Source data

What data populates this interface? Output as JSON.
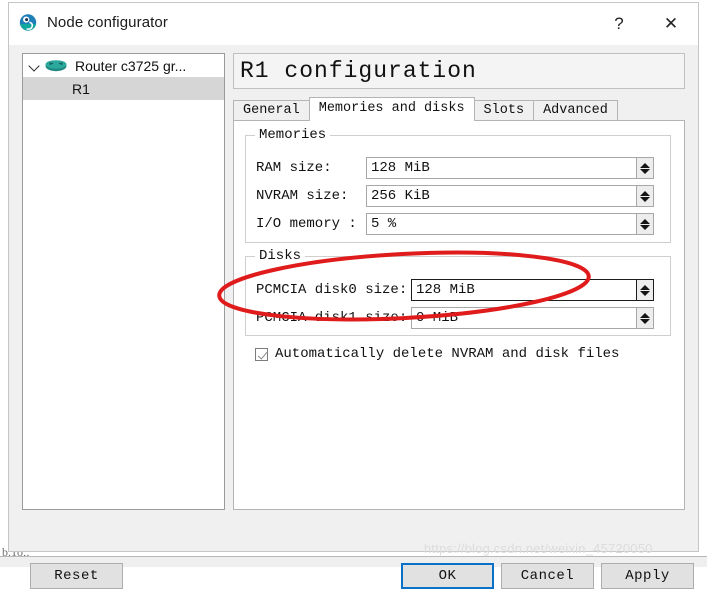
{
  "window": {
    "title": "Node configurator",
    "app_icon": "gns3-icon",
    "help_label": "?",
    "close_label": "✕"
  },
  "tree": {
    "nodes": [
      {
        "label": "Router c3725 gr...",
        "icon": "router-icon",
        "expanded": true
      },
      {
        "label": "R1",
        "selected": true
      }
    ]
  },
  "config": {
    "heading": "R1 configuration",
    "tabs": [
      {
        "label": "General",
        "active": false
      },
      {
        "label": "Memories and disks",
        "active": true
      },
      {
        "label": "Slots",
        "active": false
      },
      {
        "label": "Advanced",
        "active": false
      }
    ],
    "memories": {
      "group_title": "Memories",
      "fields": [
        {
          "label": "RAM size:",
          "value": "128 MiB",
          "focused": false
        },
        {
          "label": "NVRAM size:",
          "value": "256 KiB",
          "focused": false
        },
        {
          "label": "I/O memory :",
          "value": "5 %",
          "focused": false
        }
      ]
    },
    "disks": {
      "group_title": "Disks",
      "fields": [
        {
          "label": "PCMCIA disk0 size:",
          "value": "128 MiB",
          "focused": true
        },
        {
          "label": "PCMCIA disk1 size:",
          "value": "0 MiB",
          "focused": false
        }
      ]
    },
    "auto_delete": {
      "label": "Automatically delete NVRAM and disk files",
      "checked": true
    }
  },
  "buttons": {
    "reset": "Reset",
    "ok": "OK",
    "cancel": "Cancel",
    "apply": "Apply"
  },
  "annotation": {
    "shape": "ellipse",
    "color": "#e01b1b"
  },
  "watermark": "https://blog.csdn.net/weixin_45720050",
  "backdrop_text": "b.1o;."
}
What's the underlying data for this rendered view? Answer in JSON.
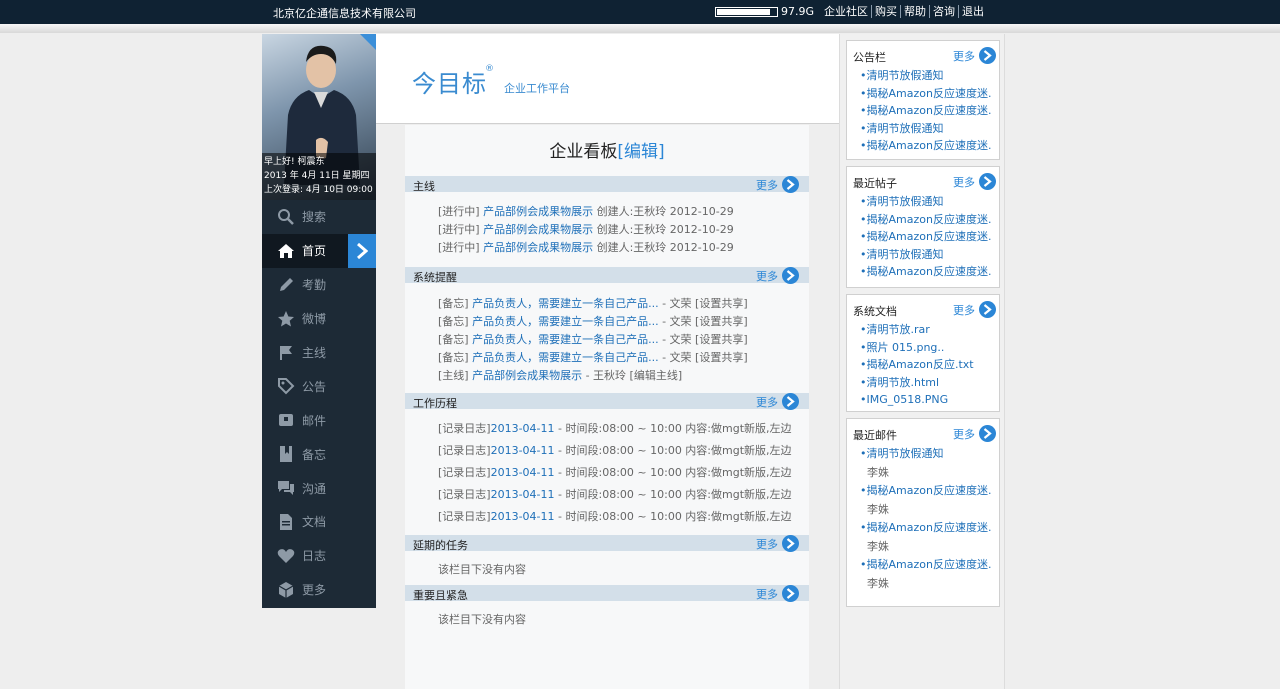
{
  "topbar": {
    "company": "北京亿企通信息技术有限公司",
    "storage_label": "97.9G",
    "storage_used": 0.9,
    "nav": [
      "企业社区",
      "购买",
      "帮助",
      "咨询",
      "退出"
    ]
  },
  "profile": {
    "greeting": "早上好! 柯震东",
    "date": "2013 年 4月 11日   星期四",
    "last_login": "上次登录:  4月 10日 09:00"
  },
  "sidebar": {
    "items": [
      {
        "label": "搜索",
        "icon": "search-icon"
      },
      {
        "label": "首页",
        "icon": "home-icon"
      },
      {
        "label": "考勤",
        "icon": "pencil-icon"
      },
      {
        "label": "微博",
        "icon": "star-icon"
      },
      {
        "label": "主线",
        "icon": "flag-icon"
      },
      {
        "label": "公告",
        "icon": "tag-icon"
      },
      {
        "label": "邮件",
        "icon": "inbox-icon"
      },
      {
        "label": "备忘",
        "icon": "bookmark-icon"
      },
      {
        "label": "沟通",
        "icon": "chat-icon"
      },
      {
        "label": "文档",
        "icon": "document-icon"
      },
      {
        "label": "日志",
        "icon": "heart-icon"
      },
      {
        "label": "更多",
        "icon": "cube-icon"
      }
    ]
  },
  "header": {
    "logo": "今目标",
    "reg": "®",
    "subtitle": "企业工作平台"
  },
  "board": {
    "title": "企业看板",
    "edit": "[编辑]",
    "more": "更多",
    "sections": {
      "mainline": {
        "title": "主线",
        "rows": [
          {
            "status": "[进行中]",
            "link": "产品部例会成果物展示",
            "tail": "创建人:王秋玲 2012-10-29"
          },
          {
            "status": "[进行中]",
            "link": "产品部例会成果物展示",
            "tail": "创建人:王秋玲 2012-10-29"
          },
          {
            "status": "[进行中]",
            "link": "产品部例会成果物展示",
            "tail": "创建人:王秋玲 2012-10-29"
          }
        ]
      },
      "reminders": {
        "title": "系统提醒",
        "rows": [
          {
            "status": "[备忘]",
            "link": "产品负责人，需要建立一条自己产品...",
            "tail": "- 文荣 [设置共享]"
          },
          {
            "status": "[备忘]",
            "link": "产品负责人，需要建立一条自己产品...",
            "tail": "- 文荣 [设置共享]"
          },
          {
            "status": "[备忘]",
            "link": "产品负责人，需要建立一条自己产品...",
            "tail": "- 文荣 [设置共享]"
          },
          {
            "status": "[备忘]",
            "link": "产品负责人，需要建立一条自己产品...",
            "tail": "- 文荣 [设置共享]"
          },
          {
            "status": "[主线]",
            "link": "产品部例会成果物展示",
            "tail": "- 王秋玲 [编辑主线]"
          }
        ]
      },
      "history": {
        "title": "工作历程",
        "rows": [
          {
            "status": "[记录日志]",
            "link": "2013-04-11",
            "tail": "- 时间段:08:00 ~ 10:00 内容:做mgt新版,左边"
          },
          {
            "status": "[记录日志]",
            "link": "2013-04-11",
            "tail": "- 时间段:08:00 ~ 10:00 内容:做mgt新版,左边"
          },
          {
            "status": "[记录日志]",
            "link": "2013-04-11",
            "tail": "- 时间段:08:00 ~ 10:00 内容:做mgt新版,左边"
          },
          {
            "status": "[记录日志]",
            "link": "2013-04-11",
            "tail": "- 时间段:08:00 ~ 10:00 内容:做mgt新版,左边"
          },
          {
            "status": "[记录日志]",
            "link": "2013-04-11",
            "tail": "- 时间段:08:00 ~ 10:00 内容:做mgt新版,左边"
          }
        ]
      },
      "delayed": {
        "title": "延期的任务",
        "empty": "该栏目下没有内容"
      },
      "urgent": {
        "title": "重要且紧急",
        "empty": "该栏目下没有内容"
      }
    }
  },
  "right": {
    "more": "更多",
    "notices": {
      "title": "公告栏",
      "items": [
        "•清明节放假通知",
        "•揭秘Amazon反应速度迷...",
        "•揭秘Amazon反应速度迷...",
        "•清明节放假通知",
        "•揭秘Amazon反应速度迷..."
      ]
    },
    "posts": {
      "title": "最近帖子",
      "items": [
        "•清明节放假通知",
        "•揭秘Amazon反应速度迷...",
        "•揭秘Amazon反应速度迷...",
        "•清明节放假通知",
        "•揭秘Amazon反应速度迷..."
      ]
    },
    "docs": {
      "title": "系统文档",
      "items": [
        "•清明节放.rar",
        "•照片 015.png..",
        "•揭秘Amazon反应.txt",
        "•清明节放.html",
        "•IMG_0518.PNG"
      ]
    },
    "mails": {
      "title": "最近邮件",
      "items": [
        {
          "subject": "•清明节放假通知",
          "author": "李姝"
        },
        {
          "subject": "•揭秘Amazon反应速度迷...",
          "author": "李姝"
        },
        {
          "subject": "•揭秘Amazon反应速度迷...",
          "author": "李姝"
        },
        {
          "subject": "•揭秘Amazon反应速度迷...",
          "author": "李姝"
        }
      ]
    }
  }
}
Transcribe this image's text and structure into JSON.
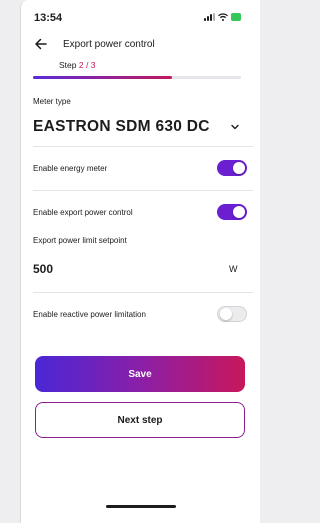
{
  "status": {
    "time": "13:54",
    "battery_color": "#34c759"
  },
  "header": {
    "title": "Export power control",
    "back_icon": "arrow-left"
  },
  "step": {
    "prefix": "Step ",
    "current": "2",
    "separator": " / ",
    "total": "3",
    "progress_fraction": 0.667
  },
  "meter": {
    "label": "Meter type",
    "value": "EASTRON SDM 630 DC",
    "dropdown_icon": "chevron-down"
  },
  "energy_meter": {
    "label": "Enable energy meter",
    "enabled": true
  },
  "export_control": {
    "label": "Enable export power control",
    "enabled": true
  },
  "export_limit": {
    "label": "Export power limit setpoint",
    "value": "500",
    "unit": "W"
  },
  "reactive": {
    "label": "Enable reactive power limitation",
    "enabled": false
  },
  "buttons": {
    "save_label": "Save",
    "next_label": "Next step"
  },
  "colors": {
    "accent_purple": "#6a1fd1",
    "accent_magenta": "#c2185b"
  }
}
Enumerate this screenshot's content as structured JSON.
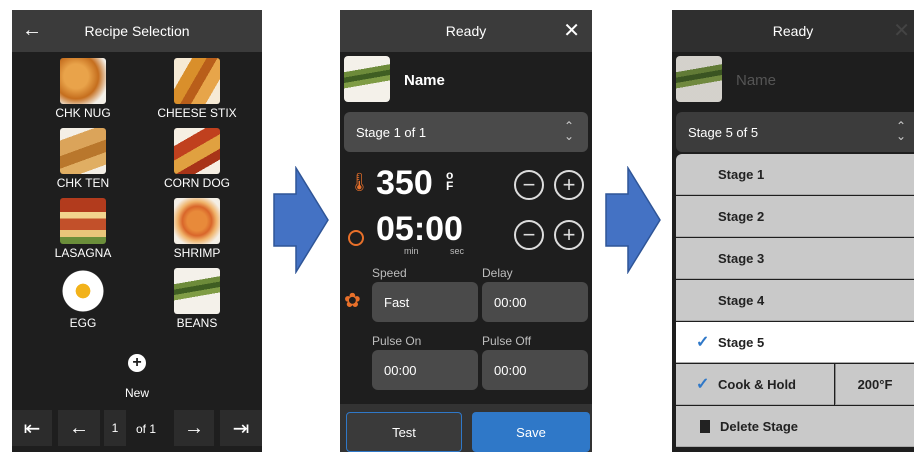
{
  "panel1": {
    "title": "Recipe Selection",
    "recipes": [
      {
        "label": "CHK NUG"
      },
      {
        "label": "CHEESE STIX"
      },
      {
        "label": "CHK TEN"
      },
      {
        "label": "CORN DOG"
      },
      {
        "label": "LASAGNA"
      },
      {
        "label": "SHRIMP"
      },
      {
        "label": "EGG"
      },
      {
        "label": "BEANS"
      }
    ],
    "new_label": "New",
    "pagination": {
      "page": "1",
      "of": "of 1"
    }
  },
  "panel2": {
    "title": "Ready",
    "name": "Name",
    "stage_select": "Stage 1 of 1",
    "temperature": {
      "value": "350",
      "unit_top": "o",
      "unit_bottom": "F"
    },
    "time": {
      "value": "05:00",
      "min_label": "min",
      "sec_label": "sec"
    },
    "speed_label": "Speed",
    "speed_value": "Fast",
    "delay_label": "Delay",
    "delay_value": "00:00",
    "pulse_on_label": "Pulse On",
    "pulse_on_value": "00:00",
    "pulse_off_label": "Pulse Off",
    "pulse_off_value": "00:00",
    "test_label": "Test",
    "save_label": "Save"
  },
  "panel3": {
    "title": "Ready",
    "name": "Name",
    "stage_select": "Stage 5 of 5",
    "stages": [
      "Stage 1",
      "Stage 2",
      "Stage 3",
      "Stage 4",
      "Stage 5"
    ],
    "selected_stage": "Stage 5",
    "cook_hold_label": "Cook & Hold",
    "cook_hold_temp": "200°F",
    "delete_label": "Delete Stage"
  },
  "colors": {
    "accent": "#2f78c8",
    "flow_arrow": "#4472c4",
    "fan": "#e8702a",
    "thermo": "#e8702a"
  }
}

(REQUIRED TASK):
Please retype the entries above word for word, but only from the line containing "Enumerate this screenshot's" through the last line, and without the pictures.

(SOLUTION TO THE EXERCISE):
Enumerate this screenshot's content as structured JSON.
{
  "panel1": {
    "title": "Recipe Selection",
    "recipes": [
      {
        "label": "CHK NUG"
      },
      {
        "label": "CHEESE STIX"
      },
      {
        "label": "CHK TEN"
      },
      {
        "label": "CORN DOG"
      },
      {
        "label": "LASAGNA"
      },
      {
        "label": "SHRIMP"
      },
      {
        "label": "EGG"
      },
      {
        "label": "BEANS"
      }
    ],
    "new_label": "New",
    "pagination": {
      "page": "1",
      "of": "of 1"
    }
  },
  "panel2": {
    "title": "Ready",
    "name": "Name",
    "stage_select": "Stage 1 of 1",
    "temperature": {
      "value": "350",
      "unit_top": "o",
      "unit_bottom": "F"
    },
    "time": {
      "value": "05:00",
      "min_label": "min",
      "sec_label": "sec"
    },
    "speed_label": "Speed",
    "speed_value": "Fast",
    "delay_label": "Delay",
    "delay_value": "00:00",
    "pulse_on_label": "Pulse On",
    "pulse_on_value": "00:00",
    "pulse_off_label": "Pulse Off",
    "pulse_off_value": "00:00",
    "test_label": "Test",
    "save_label": "Save"
  },
  "panel3": {
    "title": "Ready",
    "name": "Name",
    "stage_select": "Stage 5 of 5",
    "stages": [
      "Stage 1",
      "Stage 2",
      "Stage 3",
      "Stage 4",
      "Stage 5"
    ],
    "selected_stage": "Stage 5",
    "cook_hold_label": "Cook & Hold",
    "cook_hold_temp": "200°F",
    "delete_label": "Delete Stage"
  },
  "colors": {
    "accent": "#2f78c8",
    "flow_arrow": "#4472c4",
    "fan": "#e8702a",
    "thermo": "#e8702a"
  }
}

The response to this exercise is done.